Exercise description - Check each line of the listing below for the string "Model", and copy the ones that have it.

Items from a figure collection
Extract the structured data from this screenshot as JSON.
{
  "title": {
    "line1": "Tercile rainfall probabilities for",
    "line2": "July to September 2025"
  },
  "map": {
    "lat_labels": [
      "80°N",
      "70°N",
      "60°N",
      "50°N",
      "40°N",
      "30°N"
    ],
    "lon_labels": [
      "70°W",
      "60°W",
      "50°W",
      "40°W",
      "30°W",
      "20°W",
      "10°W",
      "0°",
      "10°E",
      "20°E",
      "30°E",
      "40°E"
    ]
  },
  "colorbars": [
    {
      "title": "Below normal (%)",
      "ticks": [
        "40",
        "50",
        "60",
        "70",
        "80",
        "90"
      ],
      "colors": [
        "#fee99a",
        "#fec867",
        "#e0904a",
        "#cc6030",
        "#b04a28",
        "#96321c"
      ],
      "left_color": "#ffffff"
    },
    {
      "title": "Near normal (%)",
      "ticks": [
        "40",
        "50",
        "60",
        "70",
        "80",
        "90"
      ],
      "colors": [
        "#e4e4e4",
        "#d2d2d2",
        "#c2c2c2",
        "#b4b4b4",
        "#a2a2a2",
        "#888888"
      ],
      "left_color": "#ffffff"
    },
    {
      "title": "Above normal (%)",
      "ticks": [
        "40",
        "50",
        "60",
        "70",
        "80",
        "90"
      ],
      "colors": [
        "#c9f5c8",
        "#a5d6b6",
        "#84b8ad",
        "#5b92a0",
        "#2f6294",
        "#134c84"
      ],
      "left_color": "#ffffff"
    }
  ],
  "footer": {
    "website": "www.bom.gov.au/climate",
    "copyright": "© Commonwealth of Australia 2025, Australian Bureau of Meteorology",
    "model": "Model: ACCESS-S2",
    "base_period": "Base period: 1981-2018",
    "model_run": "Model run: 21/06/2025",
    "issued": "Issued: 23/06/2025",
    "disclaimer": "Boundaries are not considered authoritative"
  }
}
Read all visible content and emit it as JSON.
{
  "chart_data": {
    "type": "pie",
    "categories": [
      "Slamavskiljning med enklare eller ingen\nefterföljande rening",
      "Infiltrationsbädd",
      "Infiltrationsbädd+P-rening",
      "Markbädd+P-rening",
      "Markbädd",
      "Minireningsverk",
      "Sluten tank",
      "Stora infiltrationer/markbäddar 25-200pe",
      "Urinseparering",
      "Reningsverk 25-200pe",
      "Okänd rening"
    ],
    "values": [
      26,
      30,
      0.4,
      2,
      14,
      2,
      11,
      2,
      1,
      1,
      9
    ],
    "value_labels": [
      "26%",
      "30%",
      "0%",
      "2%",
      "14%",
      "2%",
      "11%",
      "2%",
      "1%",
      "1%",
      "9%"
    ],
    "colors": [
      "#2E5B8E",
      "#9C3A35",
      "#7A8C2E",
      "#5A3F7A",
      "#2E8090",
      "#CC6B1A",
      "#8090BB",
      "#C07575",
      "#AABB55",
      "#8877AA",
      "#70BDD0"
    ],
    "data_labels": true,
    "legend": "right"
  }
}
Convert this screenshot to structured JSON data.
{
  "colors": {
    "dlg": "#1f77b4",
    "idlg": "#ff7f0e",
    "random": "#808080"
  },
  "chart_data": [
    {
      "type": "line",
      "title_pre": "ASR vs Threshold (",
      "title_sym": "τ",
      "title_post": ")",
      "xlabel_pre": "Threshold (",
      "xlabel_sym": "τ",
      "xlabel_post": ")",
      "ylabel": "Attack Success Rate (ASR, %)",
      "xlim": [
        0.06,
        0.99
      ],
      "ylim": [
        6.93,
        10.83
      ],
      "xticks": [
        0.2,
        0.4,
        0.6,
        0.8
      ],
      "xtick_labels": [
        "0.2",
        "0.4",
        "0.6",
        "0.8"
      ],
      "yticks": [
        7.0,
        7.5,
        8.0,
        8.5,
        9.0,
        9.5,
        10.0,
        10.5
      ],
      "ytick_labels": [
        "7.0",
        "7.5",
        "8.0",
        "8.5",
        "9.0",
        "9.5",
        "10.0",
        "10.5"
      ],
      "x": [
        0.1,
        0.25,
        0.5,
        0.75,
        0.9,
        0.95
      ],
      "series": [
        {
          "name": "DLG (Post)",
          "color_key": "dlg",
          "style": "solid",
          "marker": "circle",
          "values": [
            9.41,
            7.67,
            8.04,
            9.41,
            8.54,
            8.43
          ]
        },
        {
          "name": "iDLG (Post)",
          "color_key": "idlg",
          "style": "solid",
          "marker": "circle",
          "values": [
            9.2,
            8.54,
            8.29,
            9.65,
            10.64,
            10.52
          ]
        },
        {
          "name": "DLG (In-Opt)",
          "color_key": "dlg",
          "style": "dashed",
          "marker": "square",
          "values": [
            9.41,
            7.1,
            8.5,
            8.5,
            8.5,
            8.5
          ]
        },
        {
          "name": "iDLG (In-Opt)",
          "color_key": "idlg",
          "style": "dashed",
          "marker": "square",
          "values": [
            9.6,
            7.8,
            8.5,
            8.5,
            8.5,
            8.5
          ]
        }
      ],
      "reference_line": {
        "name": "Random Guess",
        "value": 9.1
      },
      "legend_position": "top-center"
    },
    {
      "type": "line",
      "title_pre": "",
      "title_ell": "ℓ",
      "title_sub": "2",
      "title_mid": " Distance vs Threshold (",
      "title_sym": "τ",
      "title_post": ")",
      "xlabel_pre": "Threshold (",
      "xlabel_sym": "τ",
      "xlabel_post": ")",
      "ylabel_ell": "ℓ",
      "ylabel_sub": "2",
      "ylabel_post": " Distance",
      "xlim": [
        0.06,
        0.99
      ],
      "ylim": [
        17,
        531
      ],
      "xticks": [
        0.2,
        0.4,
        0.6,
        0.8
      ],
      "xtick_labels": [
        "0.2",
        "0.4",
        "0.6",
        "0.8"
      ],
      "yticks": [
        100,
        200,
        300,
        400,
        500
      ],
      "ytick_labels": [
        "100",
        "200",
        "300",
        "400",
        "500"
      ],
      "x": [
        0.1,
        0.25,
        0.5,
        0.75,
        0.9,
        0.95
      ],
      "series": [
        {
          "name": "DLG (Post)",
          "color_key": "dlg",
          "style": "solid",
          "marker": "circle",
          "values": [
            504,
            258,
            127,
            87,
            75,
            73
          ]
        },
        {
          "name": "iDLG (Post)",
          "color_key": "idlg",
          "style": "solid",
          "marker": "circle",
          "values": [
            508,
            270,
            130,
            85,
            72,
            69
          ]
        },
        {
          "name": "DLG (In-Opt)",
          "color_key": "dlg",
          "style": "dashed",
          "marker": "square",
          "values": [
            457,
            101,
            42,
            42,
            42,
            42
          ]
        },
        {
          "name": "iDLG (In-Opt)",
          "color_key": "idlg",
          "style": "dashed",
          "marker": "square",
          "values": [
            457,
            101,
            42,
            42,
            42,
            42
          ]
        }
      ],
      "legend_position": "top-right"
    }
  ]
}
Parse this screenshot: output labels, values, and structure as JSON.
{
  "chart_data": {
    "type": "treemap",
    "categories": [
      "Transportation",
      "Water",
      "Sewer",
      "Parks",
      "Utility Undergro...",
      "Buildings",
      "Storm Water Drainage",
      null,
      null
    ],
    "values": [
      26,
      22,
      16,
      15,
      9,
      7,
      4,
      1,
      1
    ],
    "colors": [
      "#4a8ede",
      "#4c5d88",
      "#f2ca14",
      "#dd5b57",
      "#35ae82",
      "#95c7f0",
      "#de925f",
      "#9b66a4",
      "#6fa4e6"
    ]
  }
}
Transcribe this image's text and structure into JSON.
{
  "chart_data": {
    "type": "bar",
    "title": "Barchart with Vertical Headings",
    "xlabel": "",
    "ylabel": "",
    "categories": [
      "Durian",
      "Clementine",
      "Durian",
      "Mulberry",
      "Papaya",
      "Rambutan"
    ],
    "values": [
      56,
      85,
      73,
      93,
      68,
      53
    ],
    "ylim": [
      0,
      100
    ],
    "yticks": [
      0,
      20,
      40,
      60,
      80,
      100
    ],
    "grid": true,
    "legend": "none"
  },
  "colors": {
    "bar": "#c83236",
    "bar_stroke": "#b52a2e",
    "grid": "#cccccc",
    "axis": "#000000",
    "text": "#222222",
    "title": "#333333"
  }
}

Solution -
    "model": "Model: ACCESS-S2",
    "model_run": "Model run: 21/06/2025",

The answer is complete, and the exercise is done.